Requirement:
Every line of the data that contains the string "nзнания" must be copied.
((
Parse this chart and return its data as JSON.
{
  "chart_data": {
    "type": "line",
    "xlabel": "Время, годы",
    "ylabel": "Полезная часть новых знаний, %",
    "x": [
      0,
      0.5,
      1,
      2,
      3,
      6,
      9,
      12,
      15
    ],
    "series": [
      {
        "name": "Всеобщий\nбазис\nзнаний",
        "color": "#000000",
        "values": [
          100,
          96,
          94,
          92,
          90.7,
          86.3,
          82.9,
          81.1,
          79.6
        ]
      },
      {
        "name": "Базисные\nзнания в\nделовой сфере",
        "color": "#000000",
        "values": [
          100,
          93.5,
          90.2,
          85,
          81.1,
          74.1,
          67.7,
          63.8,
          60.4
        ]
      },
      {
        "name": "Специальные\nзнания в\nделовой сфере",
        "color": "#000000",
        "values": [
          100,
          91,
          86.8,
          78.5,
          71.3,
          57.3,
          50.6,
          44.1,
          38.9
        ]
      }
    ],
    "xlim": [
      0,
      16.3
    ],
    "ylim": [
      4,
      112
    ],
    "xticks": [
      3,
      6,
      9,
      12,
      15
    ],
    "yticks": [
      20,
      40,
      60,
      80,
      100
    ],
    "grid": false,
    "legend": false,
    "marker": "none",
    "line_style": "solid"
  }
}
))
Result for this task:
        "name": "Базисные\nзнания в\nделовой сфере",
        "name": "Специальные\nзнания в\nделовой сфере",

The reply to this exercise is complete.